# TO BE DONE
Transcribe all of the material exactly. Any picture in it should be left out.

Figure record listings
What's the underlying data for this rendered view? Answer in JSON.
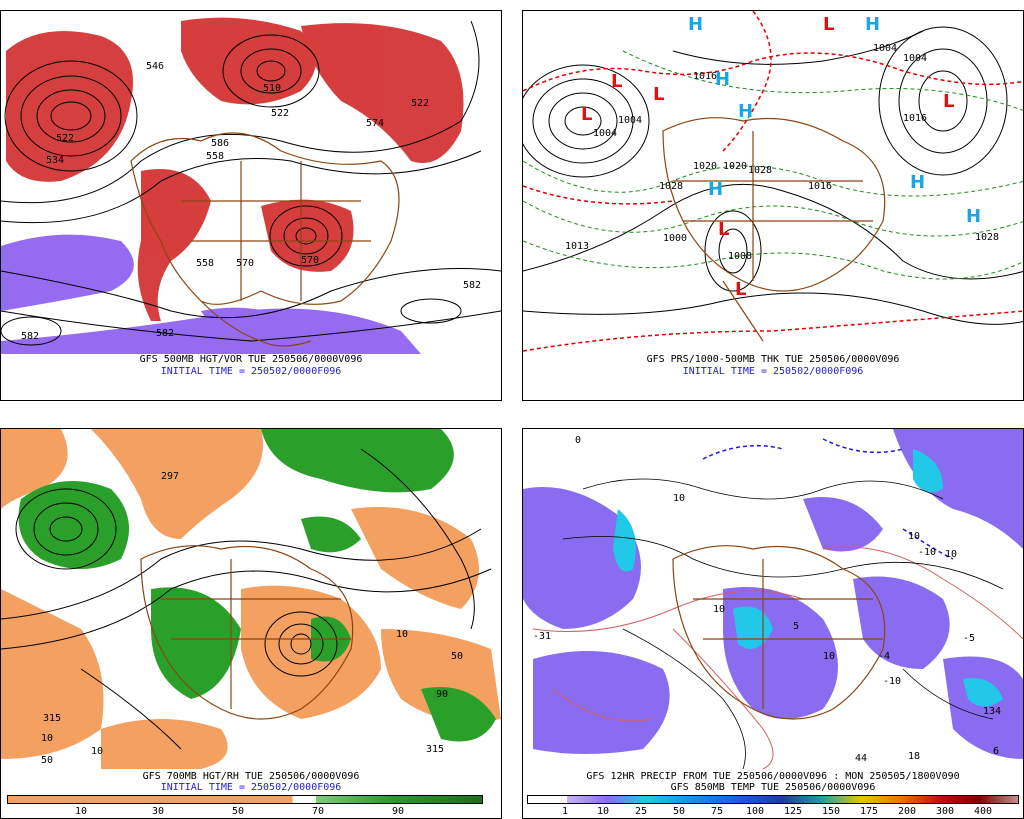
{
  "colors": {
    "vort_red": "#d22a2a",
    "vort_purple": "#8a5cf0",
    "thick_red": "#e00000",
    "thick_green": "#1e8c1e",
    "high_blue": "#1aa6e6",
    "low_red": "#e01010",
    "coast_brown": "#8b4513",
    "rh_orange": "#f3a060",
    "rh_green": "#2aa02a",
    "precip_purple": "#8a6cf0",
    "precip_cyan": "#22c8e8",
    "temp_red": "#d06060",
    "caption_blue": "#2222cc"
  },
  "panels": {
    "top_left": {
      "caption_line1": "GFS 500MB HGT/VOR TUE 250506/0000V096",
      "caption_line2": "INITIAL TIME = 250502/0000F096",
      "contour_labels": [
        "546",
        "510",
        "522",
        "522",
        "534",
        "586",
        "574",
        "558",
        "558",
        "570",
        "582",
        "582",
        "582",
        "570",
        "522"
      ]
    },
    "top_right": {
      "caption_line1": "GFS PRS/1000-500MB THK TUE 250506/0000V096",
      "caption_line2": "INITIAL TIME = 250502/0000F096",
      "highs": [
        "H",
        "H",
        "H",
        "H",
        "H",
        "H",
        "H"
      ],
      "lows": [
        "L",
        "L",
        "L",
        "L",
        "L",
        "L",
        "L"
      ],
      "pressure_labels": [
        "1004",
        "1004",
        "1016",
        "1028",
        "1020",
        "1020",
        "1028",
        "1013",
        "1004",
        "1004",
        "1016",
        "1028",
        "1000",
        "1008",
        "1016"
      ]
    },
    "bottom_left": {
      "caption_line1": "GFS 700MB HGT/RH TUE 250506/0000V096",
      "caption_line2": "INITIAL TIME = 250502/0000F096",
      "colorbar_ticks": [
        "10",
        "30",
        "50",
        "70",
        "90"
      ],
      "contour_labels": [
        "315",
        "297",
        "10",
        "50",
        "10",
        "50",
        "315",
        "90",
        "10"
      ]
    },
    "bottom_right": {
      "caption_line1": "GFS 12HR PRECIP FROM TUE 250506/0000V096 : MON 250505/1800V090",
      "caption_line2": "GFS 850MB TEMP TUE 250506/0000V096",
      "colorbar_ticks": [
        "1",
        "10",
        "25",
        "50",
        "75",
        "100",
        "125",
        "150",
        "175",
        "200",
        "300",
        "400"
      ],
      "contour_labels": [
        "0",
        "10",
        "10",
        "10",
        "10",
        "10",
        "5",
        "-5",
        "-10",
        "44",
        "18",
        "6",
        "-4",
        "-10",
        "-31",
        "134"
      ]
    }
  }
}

# RESULT OF THE EXERCISE
What's the underlying data for this rendered view? Answer in JSON.
{
  "colors": {
    "vort_red": "#d22a2a",
    "vort_purple": "#8a5cf0",
    "thick_red": "#e00000",
    "thick_green": "#1e8c1e",
    "high_blue": "#1aa6e6",
    "low_red": "#e01010",
    "coast_brown": "#8b4513",
    "rh_orange": "#f3a060",
    "rh_green": "#2aa02a",
    "precip_purple": "#8a6cf0",
    "precip_cyan": "#22c8e8",
    "temp_red": "#d06060",
    "caption_blue": "#2222cc"
  },
  "panels": {
    "top_left": {
      "caption_line1": "GFS 500MB HGT/VOR TUE 250506/0000V096",
      "caption_line2": "INITIAL TIME = 250502/0000F096",
      "contour_labels": [
        "546",
        "510",
        "522",
        "522",
        "534",
        "586",
        "574",
        "558",
        "558",
        "570",
        "582",
        "582",
        "582",
        "570",
        "522"
      ]
    },
    "top_right": {
      "caption_line1": "GFS PRS/1000-500MB THK TUE 250506/0000V096",
      "caption_line2": "INITIAL TIME = 250502/0000F096",
      "highs": [
        "H",
        "H",
        "H",
        "H",
        "H",
        "H",
        "H"
      ],
      "lows": [
        "L",
        "L",
        "L",
        "L",
        "L",
        "L",
        "L"
      ],
      "pressure_labels": [
        "1004",
        "1004",
        "1016",
        "1028",
        "1020",
        "1020",
        "1028",
        "1013",
        "1004",
        "1004",
        "1016",
        "1028",
        "1000",
        "1008",
        "1016"
      ]
    },
    "bottom_left": {
      "caption_line1": "GFS 700MB HGT/RH TUE 250506/0000V096",
      "caption_line2": "INITIAL TIME = 250502/0000F096",
      "colorbar_ticks": [
        "10",
        "30",
        "50",
        "70",
        "90"
      ],
      "contour_labels": [
        "315",
        "297",
        "10",
        "50",
        "10",
        "50",
        "315",
        "90",
        "10"
      ]
    },
    "bottom_right": {
      "caption_line1": "GFS 12HR PRECIP FROM TUE 250506/0000V096 : MON 250505/1800V090",
      "caption_line2": "GFS 850MB TEMP TUE 250506/0000V096",
      "colorbar_ticks": [
        "1",
        "10",
        "25",
        "50",
        "75",
        "100",
        "125",
        "150",
        "175",
        "200",
        "300",
        "400"
      ],
      "contour_labels": [
        "0",
        "10",
        "10",
        "10",
        "10",
        "10",
        "5",
        "-5",
        "-10",
        "44",
        "18",
        "6",
        "-4",
        "-10",
        "-31",
        "134"
      ]
    }
  }
}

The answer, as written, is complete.